* Start *
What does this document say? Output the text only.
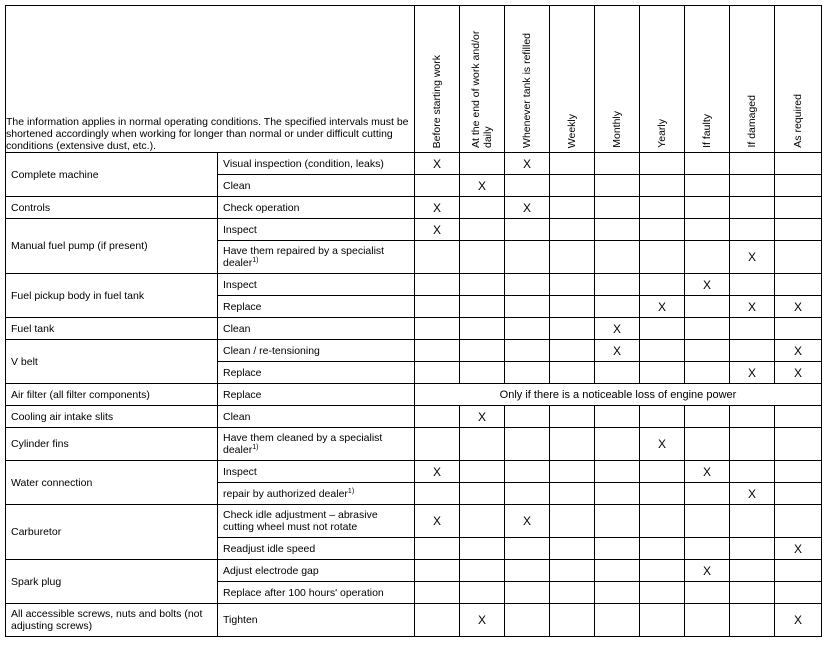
The information applies in normal operating conditions. The specified intervals must be shortened accordingly when working for longer than normal or under difficult cutting conditions (extensive dust, etc.).		Before starting work	At the end of work and/or daily	Whenever tank is refilled	Weekly	Monthly	Yearly	If faulty	If damaged	As required

Complete machine	Visual inspection (condition, leaks)	X		X						
	Clean		X							
Controls	Check operation	X		X						
Manual fuel pump (if present)	Inspect	X								
	Have them repaired by a specialist dealer$^{1)}$								X	
Fuel pickup body in fuel tank	Inspect							X		
	Replace						X		X	X
Fuel tank	Clean					X				
V belt	Clean / re-tensioning					X				X
	Replace								X	X
Air filter (all filter components)	Replace	Only if there is a noticeable loss of engine power								
Cooling air intake slits	Clean		X							
Cylinder fins	Have them cleaned by a specialist dealer$^{1)}$						X			
Water connection	Inspect	X						X		
	repair by authorized dealer$^{1)}$								X	
Carburetor	Check idle adjustment – abrasive cutting wheel must not rotate	X		X						
	Readjust idle speed									X
Spark plug	Adjust electrode gap							X		
	Replace after 100 hours' operation									
All accessible screws, nuts and bolts (not adjusting screws)	Tighten		X							X
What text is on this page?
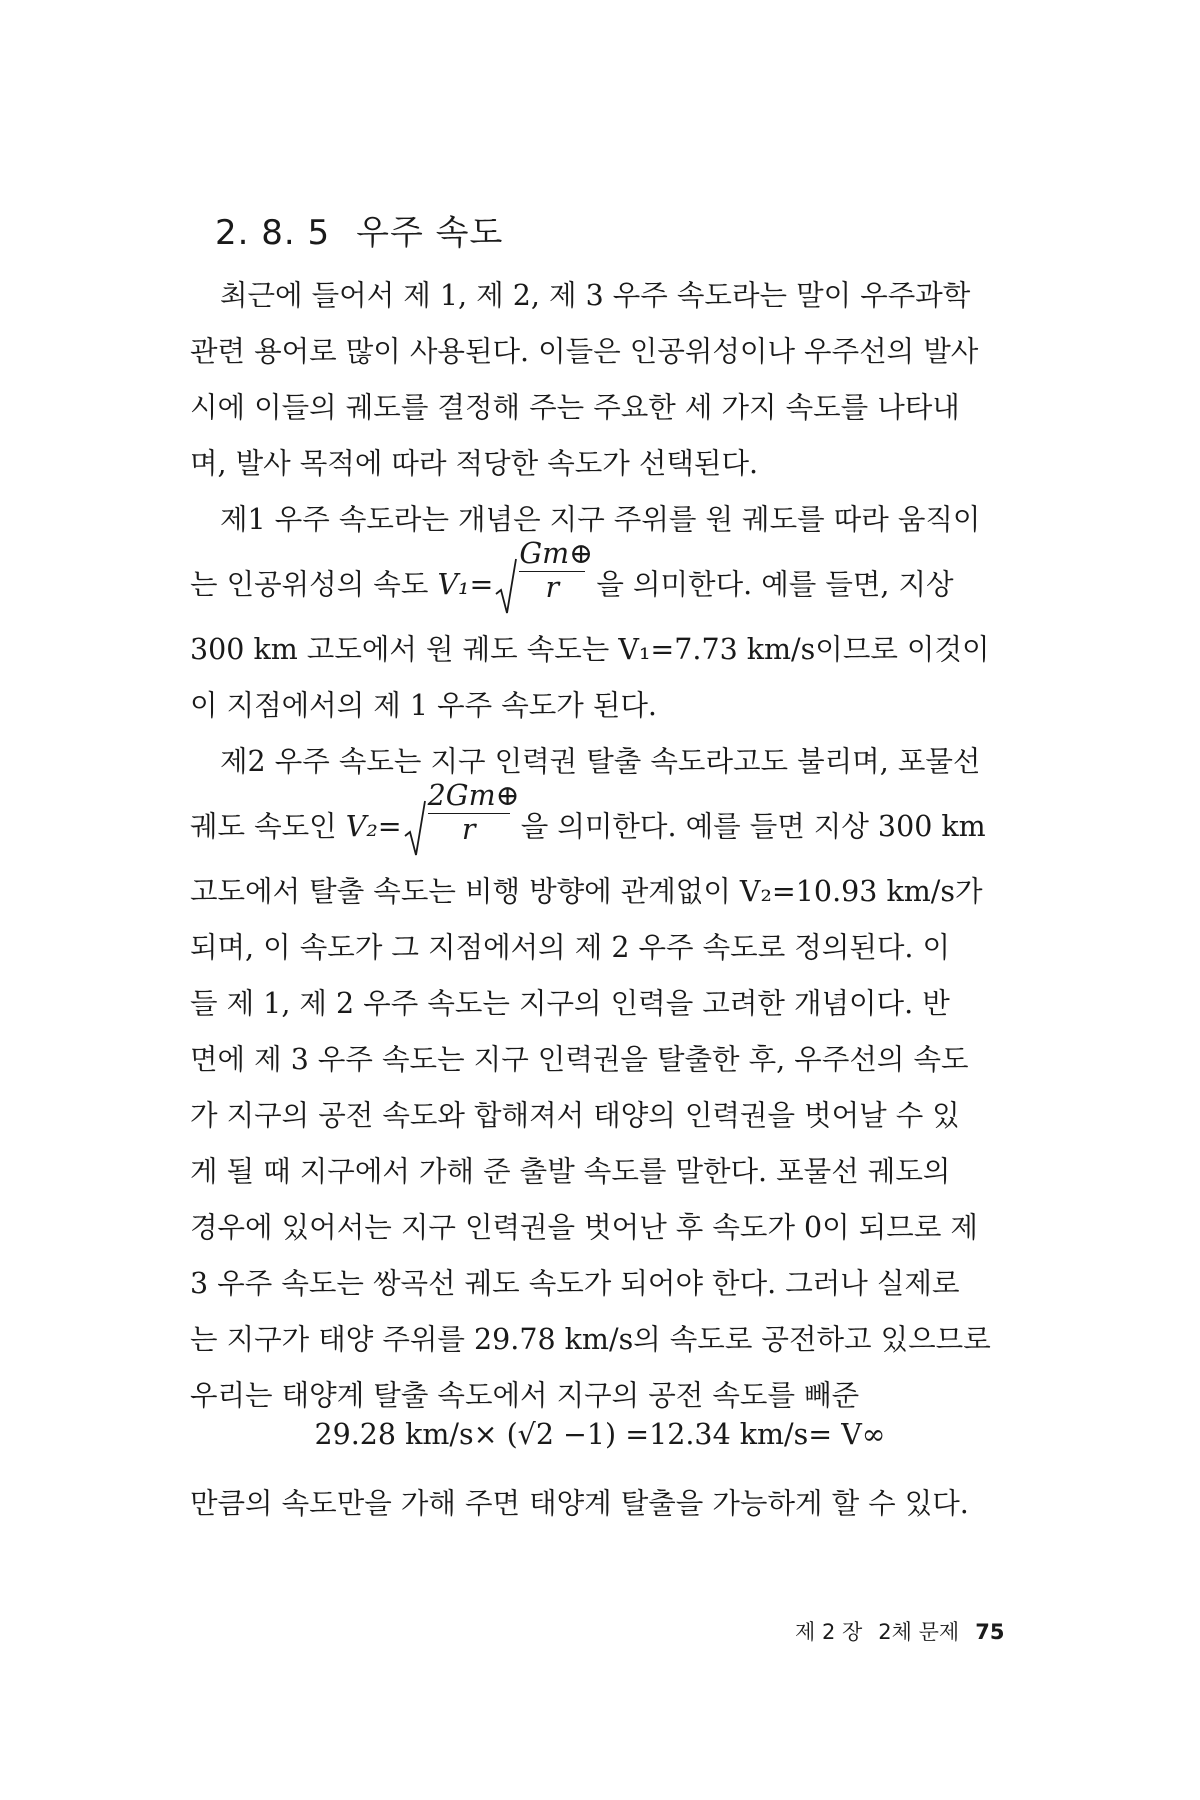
2. 8. 5 우주 속도
최근에 들어서 제 1, 제 2, 제 3 우주 속도라는 말이 우주과학
관련 용어로 많이 사용된다. 이들은 인공위성이나 우주선의 발사
시에 이들의 궤도를 결정해 주는 주요한 세 가지 속도를 나타내
며, 발사 목적에 따라 적당한 속도가 선택된다.
제1 우주 속도라는 개념은 지구 주위를 원 궤도를 따라 움직이
는 인공위성의 속도 V₁=
Gm⊕
r 을 의미한다. 예를 들면, 지상
300 km 고도에서 원 궤도 속도는 V₁=7.73 km/s이므로 이것이
이 지점에서의 제 1 우주 속도가 된다.
제2 우주 속도는 지구 인력권 탈출 속도라고도 불리며, 포물선
궤도 속도인 V₂=
2Gm⊕
r 을 의미한다. 예를 들면 지상 300 km
고도에서 탈출 속도는 비행 방향에 관계없이 V₂=10.93 km/s가
되며, 이 속도가 그 지점에서의 제 2 우주 속도로 정의된다. 이
들 제 1, 제 2 우주 속도는 지구의 인력을 고려한 개념이다. 반
면에 제 3 우주 속도는 지구 인력권을 탈출한 후, 우주선의 속도
가 지구의 공전 속도와 합해져서 태양의 인력권을 벗어날 수 있
게 될 때 지구에서 가해 준 출발 속도를 말한다. 포물선 궤도의
경우에 있어서는 지구 인력권을 벗어난 후 속도가 0이 되므로 제
3 우주 속도는 쌍곡선 궤도 속도가 되어야 한다. 그러나 실제로
는 지구가 태양 주위를 29.78 km/s의 속도로 공전하고 있으므로
우리는 태양계 탈출 속도에서 지구의 공전 속도를 빼준
29.28 km/s× (√2 −1) =12.34 km/s= V∞
만큼의 속도만을 가해 주면 태양계 탈출을 가능하게 할 수 있다.
제 2 장 2체 문제 75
* End *
▶ Directions: Copy the entries exactly. Leave out the images.

▶ Response below:
What does this document say? Output the text only.
The information applies in normal operating conditions. The specified intervals must be shortened accordingly when working for longer than normal or under difficult cutting conditions (extensive dust, etc.).		Before starting work	At the end of work and/or daily	Whenever tank is refilled	Weekly	Monthly	Yearly	If faulty	If damaged	As required

Complete machine	Visual inspection (condition, leaks)	X		X						
	Clean		X							
Controls	Check operation	X		X						
Manual fuel pump (if present)	Inspect	X								
	Have them repaired by a specialist dealer$^{1)}$								X	
Fuel pickup body in fuel tank	Inspect							X		
	Replace						X		X	X
Fuel tank	Clean					X				
V belt	Clean / re-tensioning					X				X
	Replace								X	X
Air filter (all filter components)	Replace	Only if there is a noticeable loss of engine power								
Cooling air intake slits	Clean		X							
Cylinder fins	Have them cleaned by a specialist dealer$^{1)}$						X			
Water connection	Inspect	X						X		
	repair by authorized dealer$^{1)}$								X	
Carburetor	Check idle adjustment – abrasive cutting wheel must not rotate	X		X						
	Readjust idle speed									X
Spark plug	Adjust electrode gap							X		
	Replace after 100 hours' operation									
All accessible screws, nuts and bolts (not adjusting screws)	Tighten		X							X
What text is on this page?
2. 8. 5 우주 속도
최근에 들어서 제 1, 제 2, 제 3 우주 속도라는 말이 우주과학
관련 용어로 많이 사용된다. 이들은 인공위성이나 우주선의 발사
시에 이들의 궤도를 결정해 주는 주요한 세 가지 속도를 나타내
며, 발사 목적에 따라 적당한 속도가 선택된다.
제1 우주 속도라는 개념은 지구 주위를 원 궤도를 따라 움직이
는 인공위성의 속도 V₁=
Gm⊕
r 을 의미한다. 예를 들면, 지상
300 km 고도에서 원 궤도 속도는 V₁=7.73 km/s이므로 이것이
이 지점에서의 제 1 우주 속도가 된다.
제2 우주 속도는 지구 인력권 탈출 속도라고도 불리며, 포물선
궤도 속도인 V₂=
2Gm⊕
r 을 의미한다. 예를 들면 지상 300 km
고도에서 탈출 속도는 비행 방향에 관계없이 V₂=10.93 km/s가
되며, 이 속도가 그 지점에서의 제 2 우주 속도로 정의된다. 이
들 제 1, 제 2 우주 속도는 지구의 인력을 고려한 개념이다. 반
면에 제 3 우주 속도는 지구 인력권을 탈출한 후, 우주선의 속도
가 지구의 공전 속도와 합해져서 태양의 인력권을 벗어날 수 있
게 될 때 지구에서 가해 준 출발 속도를 말한다. 포물선 궤도의
경우에 있어서는 지구 인력권을 벗어난 후 속도가 0이 되므로 제
3 우주 속도는 쌍곡선 궤도 속도가 되어야 한다. 그러나 실제로
는 지구가 태양 주위를 29.78 km/s의 속도로 공전하고 있으므로
우리는 태양계 탈출 속도에서 지구의 공전 속도를 빼준
29.28 km/s× (√2 −1) =12.34 km/s= V∞
만큼의 속도만을 가해 주면 태양계 탈출을 가능하게 할 수 있다.
제 2 장 2체 문제 75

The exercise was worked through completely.